■ **Written problem**
Look below. Copy each line that has "Concentration" in it.

::::

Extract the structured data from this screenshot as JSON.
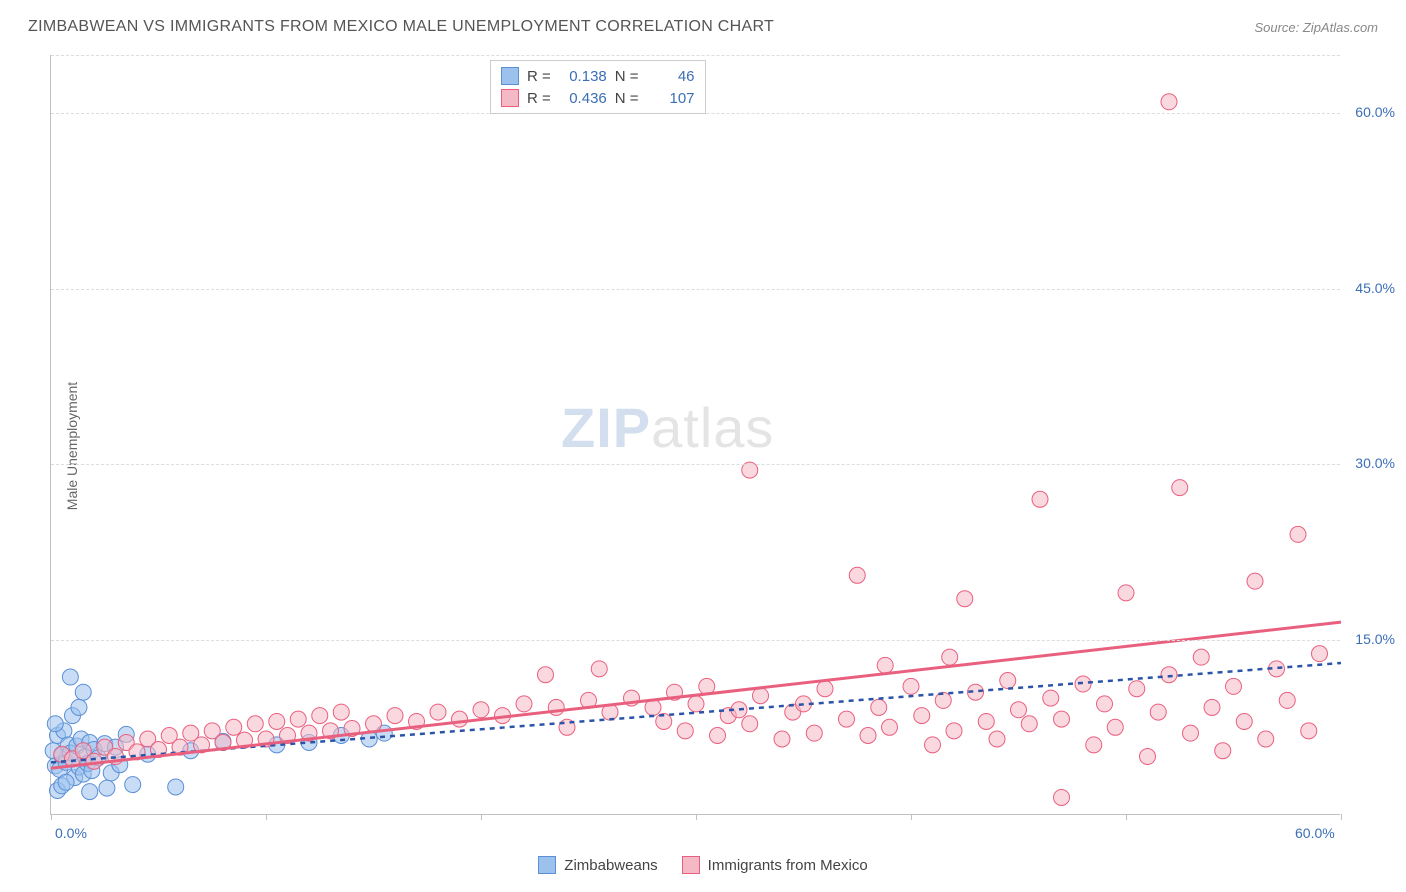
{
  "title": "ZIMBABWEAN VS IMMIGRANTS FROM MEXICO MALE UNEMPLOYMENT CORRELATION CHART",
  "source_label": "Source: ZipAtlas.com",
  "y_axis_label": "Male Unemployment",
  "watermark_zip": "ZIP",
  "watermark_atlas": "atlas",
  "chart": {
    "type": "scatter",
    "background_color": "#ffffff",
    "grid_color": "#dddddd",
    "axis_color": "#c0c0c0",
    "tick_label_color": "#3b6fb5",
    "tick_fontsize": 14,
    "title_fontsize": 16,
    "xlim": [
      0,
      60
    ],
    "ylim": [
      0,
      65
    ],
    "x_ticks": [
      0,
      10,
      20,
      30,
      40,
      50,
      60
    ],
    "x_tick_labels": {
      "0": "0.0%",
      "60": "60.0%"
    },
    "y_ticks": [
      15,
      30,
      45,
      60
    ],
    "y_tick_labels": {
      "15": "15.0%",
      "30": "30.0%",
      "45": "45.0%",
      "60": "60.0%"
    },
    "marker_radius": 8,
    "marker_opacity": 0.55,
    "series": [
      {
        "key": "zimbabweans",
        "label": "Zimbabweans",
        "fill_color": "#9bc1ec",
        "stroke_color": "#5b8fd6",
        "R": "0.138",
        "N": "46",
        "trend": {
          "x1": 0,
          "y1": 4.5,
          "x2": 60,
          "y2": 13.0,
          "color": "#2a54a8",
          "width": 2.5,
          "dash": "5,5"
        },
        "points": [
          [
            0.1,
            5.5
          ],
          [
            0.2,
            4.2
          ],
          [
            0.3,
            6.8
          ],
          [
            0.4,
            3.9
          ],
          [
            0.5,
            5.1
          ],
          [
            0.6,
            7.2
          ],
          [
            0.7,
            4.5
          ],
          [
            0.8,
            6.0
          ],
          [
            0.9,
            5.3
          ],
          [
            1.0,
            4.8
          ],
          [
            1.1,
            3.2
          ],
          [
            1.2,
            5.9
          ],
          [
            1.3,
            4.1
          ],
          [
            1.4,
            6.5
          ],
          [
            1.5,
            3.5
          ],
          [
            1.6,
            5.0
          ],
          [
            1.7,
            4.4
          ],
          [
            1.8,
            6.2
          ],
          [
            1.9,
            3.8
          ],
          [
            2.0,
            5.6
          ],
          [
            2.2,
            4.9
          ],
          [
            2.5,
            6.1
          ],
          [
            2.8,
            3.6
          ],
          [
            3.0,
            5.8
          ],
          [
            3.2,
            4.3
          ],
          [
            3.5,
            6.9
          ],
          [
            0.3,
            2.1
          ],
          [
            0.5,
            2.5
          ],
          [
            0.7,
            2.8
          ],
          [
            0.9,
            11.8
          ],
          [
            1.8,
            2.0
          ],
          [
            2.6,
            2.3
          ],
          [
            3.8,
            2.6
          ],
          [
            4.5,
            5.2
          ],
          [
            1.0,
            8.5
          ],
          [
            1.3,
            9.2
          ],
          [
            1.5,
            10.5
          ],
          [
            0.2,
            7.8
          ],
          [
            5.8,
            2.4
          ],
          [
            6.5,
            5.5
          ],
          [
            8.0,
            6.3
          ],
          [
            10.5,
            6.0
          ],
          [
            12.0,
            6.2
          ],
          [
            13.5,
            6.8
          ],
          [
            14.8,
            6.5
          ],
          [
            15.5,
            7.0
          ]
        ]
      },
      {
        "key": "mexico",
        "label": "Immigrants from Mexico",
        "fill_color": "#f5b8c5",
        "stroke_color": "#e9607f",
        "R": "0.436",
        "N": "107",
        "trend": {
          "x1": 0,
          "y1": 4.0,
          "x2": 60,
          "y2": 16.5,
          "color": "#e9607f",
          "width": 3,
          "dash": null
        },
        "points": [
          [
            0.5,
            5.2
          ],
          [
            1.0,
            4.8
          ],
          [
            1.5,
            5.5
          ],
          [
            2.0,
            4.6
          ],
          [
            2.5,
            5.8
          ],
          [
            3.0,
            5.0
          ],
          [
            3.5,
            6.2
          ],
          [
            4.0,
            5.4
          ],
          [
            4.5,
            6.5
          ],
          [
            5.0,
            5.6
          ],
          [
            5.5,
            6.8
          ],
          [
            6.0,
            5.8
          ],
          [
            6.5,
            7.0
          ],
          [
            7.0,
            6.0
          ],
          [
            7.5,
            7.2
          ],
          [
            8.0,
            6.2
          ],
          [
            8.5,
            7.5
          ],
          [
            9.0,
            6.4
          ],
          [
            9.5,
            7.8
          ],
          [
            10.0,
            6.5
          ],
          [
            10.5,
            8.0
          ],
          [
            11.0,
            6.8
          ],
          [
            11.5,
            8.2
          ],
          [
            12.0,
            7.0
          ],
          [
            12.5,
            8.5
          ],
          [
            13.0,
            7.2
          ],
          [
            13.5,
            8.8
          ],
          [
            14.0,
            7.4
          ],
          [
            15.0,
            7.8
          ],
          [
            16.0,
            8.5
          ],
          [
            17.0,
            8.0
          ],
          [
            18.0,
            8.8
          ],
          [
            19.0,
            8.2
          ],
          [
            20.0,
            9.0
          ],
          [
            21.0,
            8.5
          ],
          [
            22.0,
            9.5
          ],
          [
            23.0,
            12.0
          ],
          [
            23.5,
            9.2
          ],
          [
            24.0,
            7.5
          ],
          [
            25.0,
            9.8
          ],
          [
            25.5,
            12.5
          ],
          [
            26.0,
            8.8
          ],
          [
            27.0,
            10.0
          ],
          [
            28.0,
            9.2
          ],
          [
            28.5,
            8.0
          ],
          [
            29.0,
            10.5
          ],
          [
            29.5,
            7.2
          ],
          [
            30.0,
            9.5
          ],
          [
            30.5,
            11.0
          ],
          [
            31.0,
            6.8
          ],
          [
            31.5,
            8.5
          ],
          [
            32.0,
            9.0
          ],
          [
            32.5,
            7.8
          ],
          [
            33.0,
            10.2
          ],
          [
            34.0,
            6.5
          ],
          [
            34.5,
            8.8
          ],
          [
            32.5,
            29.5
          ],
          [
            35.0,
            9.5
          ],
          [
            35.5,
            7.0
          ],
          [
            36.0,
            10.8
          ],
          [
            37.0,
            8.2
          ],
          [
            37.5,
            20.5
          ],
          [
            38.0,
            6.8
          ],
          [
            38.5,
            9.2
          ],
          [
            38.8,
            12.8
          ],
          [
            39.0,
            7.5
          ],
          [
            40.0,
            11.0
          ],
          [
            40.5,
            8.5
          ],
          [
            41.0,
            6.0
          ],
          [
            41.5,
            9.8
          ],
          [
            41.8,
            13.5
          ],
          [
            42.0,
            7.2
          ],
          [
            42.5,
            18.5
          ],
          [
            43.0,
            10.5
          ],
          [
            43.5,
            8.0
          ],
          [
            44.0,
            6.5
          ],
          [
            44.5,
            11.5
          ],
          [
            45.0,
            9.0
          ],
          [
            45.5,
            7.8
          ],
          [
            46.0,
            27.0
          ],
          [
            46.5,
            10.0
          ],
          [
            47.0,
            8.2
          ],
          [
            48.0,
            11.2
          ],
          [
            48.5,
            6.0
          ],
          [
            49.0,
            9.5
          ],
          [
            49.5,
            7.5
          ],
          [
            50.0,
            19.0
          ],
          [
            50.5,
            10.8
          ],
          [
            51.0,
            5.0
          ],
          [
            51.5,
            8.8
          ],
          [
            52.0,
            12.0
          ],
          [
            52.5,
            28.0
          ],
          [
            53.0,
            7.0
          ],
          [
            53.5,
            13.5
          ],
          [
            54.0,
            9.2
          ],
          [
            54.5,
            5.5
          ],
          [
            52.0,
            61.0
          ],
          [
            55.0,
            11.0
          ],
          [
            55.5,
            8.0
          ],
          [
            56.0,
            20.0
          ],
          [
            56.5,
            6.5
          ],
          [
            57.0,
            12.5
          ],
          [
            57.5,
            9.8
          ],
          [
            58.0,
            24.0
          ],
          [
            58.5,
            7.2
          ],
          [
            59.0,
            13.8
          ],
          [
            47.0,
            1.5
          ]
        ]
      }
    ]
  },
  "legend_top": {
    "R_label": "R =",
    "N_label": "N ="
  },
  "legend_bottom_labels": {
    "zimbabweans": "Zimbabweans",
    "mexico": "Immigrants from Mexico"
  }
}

::::

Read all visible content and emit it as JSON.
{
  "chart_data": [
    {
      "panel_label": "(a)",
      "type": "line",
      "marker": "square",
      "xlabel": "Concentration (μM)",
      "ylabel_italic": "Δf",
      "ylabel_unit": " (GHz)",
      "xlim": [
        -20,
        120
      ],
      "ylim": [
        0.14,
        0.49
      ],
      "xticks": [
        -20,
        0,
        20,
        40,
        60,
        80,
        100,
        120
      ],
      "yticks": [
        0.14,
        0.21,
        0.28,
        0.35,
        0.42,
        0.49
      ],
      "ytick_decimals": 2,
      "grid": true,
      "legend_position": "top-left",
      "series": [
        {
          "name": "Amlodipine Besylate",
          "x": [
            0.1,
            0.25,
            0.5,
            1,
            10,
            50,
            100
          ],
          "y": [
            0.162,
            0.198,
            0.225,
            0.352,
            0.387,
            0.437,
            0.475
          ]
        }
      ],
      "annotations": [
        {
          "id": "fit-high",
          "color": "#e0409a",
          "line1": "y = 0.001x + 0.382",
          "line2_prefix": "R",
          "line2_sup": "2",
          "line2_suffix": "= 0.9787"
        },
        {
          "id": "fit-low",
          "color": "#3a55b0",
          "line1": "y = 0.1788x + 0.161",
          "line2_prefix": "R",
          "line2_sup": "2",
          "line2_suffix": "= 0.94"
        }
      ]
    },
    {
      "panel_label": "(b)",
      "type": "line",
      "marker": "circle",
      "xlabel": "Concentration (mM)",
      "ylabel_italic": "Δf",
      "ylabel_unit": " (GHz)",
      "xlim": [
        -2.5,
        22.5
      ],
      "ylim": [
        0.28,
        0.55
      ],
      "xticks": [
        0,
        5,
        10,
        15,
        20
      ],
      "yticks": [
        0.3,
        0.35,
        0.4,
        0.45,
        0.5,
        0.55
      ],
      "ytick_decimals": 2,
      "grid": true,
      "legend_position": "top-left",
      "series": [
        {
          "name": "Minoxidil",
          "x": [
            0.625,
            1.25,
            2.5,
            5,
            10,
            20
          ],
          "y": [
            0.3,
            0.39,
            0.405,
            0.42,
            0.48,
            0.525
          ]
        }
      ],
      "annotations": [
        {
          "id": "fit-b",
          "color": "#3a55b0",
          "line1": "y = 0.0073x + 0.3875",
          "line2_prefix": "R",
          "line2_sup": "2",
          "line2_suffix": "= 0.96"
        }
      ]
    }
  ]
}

::::

■ **Output for this task**
      "xlabel": "Concentration (μM)",
      "xlabel": "Concentration (mM)",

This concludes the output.